**REQUIRED TASK**
Extract the lines of the material starting at the one containing "proxiti-logo: Proxiti xyxy=(583,489,680,519)" and ending at the one containing "data-label: 22 xyxy=(429,376,443,389)", including both, and reproduce them word for word.

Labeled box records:
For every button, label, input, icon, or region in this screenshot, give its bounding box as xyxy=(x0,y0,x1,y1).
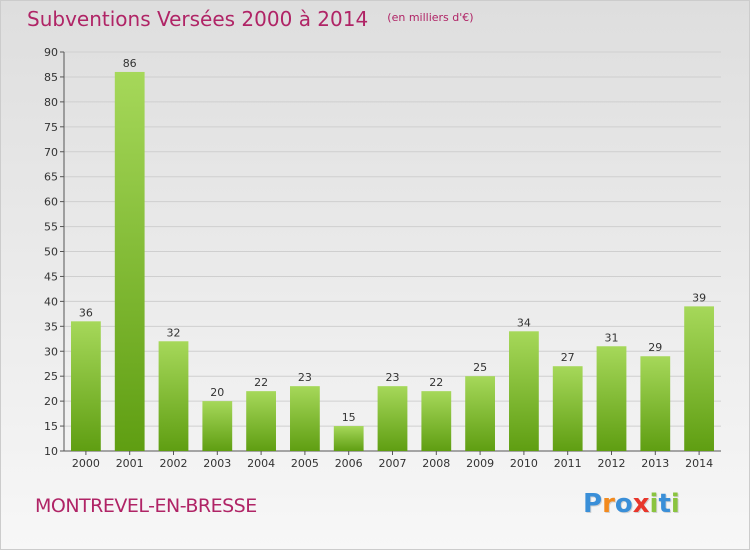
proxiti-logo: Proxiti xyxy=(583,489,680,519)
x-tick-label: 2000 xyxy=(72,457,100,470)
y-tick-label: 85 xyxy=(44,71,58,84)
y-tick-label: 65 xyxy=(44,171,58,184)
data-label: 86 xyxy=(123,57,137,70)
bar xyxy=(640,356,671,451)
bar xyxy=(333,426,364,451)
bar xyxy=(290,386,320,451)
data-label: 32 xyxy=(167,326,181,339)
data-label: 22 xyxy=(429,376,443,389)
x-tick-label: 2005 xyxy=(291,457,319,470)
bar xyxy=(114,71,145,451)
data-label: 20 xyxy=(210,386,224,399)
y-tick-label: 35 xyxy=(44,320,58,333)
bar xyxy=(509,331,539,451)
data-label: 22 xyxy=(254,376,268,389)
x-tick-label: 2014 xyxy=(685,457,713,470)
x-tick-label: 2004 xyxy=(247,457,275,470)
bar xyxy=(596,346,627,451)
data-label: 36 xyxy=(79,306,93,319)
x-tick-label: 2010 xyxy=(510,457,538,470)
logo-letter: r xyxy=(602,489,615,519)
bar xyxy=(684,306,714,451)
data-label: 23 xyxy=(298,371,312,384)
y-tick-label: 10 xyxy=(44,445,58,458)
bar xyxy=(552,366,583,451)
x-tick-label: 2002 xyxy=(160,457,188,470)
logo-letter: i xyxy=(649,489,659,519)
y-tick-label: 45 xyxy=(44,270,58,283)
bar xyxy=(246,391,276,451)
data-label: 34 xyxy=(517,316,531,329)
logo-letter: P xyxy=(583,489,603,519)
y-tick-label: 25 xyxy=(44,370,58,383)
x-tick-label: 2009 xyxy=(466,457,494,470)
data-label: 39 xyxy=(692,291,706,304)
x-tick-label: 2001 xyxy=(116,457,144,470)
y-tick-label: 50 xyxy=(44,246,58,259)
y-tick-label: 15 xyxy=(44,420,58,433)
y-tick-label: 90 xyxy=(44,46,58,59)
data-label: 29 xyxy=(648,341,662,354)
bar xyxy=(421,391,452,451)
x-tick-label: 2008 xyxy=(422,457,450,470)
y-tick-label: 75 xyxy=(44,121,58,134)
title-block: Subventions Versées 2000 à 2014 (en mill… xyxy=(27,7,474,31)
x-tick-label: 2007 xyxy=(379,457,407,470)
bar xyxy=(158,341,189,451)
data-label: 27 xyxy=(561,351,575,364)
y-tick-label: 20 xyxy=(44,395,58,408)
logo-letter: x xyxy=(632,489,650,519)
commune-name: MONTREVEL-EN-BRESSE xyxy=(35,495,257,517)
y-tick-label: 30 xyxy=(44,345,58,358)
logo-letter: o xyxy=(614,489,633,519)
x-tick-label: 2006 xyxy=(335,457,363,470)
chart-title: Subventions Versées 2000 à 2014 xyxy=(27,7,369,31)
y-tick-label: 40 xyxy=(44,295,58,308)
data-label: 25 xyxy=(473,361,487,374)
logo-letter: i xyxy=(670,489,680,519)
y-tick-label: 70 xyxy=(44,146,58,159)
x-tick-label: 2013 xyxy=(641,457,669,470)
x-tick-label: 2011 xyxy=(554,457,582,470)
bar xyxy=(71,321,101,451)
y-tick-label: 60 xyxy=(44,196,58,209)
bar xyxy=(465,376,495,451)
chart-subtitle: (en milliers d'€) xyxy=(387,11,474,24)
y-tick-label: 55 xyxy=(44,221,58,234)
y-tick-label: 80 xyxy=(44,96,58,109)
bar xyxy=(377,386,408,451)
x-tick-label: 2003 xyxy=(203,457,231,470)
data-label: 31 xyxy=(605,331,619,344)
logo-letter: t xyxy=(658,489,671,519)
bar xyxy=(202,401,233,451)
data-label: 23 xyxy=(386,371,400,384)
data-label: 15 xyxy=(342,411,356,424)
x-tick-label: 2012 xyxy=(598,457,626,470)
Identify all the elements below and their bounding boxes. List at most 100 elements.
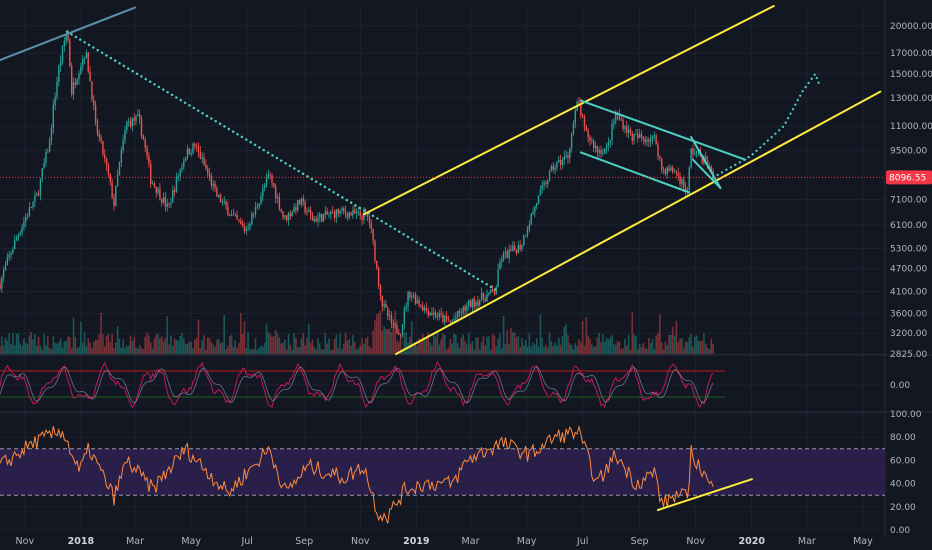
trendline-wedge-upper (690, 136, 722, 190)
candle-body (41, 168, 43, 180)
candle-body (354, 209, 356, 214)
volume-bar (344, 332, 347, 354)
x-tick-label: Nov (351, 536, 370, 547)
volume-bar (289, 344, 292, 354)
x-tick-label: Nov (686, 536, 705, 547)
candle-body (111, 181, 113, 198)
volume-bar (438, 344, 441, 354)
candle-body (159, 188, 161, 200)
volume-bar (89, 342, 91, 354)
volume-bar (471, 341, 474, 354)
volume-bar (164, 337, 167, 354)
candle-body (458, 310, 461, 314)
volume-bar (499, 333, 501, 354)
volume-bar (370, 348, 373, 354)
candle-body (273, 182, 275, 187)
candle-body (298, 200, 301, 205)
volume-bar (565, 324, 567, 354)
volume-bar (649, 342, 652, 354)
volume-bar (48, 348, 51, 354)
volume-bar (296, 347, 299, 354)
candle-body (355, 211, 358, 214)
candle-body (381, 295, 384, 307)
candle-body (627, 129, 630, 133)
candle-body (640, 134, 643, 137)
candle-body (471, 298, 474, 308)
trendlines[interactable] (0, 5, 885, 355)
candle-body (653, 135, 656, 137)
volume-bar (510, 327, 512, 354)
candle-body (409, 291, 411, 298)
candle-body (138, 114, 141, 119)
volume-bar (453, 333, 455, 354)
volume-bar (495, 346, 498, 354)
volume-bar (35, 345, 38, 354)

**ANSWER IN FULL**
proxiti-logo: Proxiti xyxy=(583,489,680,519)
x-tick-label: 2000 xyxy=(72,457,100,470)
y-tick-label: 85 xyxy=(44,71,58,84)
y-tick-label: 65 xyxy=(44,171,58,184)
data-label: 86 xyxy=(123,57,137,70)
bar xyxy=(640,356,671,451)
bar xyxy=(333,426,364,451)
bar xyxy=(290,386,320,451)
data-label: 32 xyxy=(167,326,181,339)
data-label: 22 xyxy=(429,376,443,389)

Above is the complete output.